Data entries

((

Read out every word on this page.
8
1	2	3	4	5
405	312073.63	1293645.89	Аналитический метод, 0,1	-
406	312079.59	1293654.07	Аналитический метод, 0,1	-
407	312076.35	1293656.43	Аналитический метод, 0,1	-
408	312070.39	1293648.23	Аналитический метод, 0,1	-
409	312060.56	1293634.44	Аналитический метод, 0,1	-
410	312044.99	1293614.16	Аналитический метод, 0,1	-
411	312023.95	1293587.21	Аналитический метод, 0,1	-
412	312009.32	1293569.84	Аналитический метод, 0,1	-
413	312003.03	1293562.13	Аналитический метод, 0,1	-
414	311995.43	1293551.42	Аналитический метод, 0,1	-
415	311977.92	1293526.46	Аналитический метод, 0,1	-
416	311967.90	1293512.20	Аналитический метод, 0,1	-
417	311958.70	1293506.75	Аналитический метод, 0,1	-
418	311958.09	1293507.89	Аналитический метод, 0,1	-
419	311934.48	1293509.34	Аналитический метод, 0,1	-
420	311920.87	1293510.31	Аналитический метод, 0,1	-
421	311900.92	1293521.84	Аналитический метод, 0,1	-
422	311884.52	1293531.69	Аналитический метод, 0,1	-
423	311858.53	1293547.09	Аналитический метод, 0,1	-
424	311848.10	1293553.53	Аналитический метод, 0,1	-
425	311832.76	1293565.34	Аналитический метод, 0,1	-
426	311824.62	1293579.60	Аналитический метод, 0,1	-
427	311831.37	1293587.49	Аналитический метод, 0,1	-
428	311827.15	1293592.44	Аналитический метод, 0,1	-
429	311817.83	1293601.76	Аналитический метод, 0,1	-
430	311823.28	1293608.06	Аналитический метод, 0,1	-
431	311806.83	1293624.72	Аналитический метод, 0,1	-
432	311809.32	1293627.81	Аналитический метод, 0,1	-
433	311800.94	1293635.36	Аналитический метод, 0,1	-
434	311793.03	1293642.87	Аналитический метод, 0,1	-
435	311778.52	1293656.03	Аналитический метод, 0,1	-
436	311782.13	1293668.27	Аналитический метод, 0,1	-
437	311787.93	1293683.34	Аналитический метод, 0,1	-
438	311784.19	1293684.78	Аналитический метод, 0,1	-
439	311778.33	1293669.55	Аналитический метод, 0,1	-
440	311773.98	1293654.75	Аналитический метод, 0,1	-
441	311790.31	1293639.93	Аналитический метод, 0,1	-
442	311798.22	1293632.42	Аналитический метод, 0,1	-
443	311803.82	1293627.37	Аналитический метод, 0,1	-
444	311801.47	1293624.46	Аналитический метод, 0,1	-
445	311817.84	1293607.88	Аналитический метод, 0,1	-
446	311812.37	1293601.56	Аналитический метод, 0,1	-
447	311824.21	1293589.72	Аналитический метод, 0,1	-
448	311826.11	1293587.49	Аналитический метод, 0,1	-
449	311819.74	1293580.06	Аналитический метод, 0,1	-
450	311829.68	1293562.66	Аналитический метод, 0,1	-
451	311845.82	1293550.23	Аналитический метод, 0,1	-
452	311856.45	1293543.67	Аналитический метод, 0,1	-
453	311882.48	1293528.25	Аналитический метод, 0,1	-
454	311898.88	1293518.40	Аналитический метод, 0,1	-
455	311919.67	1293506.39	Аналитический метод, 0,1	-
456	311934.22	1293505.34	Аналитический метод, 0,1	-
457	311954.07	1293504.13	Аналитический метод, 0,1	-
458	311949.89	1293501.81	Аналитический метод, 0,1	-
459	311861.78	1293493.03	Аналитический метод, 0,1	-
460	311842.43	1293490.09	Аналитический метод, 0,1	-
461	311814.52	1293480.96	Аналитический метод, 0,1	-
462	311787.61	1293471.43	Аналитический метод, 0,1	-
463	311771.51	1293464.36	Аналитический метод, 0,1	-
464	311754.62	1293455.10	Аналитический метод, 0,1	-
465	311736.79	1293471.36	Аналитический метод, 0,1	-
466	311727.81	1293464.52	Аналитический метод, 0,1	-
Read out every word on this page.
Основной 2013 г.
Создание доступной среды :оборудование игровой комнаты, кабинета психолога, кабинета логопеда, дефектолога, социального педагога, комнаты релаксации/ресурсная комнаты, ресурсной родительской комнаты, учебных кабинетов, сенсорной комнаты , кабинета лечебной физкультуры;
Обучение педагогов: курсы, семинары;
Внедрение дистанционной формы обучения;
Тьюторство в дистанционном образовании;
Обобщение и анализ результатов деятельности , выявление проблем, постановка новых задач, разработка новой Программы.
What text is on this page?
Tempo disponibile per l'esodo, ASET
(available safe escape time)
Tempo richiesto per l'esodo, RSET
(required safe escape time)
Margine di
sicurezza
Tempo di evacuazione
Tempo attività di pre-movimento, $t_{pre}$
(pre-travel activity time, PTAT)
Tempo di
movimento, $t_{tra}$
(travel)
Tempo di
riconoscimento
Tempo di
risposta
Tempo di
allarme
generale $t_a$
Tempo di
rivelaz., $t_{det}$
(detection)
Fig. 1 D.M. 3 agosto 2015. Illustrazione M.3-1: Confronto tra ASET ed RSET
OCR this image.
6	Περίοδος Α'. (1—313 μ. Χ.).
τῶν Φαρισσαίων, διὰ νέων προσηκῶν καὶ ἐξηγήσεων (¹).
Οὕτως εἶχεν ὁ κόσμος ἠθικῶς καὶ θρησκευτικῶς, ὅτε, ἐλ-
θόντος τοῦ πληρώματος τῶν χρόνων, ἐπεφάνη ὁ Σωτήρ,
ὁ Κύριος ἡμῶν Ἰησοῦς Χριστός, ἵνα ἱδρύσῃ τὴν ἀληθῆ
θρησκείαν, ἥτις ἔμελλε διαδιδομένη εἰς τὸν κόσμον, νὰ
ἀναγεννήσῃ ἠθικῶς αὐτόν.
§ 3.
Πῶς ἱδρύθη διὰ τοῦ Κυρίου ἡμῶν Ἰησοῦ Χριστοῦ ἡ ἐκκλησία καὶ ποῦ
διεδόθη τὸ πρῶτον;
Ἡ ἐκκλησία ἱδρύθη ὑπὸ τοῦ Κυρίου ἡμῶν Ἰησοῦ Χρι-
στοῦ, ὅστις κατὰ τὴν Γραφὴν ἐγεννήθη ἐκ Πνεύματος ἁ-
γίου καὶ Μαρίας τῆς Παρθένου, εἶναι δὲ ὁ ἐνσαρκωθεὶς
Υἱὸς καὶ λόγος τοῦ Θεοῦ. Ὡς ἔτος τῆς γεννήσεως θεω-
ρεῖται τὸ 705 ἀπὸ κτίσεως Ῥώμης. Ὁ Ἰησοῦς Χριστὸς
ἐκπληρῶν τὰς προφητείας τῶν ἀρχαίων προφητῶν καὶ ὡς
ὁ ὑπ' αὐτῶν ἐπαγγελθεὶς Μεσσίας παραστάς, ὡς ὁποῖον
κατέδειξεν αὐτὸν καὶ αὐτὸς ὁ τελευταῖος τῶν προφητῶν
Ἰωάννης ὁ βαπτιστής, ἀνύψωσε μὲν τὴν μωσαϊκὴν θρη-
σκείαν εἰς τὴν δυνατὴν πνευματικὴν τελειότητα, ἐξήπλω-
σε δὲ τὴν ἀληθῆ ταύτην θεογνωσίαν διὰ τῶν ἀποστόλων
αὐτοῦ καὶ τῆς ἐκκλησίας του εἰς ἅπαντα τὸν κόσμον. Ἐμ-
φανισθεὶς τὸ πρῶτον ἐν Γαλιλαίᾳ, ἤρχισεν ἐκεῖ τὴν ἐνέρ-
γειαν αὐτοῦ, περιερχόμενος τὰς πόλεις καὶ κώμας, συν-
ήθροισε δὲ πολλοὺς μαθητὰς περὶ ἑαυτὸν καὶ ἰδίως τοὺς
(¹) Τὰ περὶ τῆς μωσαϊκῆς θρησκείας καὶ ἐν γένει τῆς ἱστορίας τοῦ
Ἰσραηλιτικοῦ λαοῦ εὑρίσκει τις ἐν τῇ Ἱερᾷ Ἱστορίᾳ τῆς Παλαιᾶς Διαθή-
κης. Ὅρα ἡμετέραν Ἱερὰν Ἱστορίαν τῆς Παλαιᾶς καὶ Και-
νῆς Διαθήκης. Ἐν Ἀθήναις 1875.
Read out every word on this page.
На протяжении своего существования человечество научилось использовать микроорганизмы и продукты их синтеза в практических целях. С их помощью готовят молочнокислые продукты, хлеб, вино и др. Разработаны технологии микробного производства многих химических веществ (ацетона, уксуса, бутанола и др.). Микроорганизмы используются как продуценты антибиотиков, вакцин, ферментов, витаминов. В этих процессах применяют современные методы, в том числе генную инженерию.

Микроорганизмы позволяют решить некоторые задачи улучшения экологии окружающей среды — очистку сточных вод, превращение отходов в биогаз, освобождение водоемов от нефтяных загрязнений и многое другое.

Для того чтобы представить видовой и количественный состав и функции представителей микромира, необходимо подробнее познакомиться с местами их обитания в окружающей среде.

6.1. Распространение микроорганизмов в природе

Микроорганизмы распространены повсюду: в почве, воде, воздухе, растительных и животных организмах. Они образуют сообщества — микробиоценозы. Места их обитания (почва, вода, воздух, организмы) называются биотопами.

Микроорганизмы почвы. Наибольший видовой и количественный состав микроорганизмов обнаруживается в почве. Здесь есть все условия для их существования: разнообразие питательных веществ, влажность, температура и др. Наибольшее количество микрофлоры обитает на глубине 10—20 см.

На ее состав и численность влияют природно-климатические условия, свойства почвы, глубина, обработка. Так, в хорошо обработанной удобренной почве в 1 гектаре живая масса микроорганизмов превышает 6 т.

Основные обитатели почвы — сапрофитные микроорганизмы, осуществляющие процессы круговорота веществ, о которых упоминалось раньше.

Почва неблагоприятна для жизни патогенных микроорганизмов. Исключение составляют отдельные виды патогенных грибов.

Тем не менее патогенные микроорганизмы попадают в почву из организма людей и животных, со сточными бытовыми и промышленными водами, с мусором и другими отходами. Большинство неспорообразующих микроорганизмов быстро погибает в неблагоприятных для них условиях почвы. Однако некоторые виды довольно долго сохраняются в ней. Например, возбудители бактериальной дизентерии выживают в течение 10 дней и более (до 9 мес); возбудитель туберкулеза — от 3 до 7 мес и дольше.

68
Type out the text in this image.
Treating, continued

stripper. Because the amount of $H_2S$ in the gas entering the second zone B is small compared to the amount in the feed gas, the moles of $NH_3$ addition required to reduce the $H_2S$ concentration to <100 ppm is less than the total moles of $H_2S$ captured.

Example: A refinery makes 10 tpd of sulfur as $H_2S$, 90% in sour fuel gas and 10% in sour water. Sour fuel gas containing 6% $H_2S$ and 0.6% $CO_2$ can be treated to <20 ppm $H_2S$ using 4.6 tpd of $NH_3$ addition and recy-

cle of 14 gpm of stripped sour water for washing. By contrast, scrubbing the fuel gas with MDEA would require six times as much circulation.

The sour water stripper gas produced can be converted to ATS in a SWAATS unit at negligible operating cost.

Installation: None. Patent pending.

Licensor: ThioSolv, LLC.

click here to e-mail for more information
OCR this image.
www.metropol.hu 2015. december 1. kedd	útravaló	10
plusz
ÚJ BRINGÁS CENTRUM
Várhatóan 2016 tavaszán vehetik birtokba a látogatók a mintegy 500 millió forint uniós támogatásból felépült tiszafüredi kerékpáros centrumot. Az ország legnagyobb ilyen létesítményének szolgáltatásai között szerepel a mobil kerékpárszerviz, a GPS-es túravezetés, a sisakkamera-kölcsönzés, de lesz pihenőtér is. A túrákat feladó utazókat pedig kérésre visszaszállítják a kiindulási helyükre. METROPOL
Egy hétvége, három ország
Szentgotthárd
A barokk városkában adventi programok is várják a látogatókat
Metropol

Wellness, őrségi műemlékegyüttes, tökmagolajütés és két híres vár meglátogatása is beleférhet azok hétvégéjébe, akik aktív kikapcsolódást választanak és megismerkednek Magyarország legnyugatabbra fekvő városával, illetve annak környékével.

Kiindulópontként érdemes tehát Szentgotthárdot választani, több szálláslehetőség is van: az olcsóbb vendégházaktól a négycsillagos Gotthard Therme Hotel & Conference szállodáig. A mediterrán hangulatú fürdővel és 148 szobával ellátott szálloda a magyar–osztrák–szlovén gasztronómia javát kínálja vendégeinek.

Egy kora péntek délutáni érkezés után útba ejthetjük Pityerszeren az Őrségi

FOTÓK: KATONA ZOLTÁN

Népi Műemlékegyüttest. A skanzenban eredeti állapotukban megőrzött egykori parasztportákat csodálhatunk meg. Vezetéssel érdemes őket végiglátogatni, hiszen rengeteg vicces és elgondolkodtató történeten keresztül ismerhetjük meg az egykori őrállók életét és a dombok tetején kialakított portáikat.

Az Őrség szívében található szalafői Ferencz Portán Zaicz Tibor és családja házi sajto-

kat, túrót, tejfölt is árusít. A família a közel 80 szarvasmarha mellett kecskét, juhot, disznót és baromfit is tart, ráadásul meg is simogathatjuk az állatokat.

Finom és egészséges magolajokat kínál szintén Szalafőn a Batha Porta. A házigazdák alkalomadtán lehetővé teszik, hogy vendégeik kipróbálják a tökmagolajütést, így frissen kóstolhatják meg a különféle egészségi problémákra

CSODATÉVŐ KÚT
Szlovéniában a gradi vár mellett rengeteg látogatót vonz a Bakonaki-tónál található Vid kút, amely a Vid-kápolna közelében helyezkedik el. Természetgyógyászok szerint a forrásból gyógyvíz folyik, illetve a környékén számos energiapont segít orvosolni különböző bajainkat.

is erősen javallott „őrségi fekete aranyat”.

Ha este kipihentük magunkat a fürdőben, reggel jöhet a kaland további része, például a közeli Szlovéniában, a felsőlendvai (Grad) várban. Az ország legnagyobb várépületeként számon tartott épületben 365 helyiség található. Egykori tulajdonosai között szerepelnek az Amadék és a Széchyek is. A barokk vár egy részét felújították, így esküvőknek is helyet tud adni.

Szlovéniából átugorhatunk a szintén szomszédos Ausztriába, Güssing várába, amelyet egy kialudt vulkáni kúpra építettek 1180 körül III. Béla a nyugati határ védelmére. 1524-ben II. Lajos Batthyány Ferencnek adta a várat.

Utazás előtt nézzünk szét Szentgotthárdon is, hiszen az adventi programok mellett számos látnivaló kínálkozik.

))

### [What you should do]
Gather each line from the entries above that includes the word "αὐτοῦ".

### [Solved problem]
αὐτοῦ καὶ τῆς ἐκκλησίας του εἰς ἅπαντα τὸν κόσμον. Ἐμ-
γειαν αὐτοῦ, περιερχόμενος τὰς πόλεις καὶ κώμας, συν-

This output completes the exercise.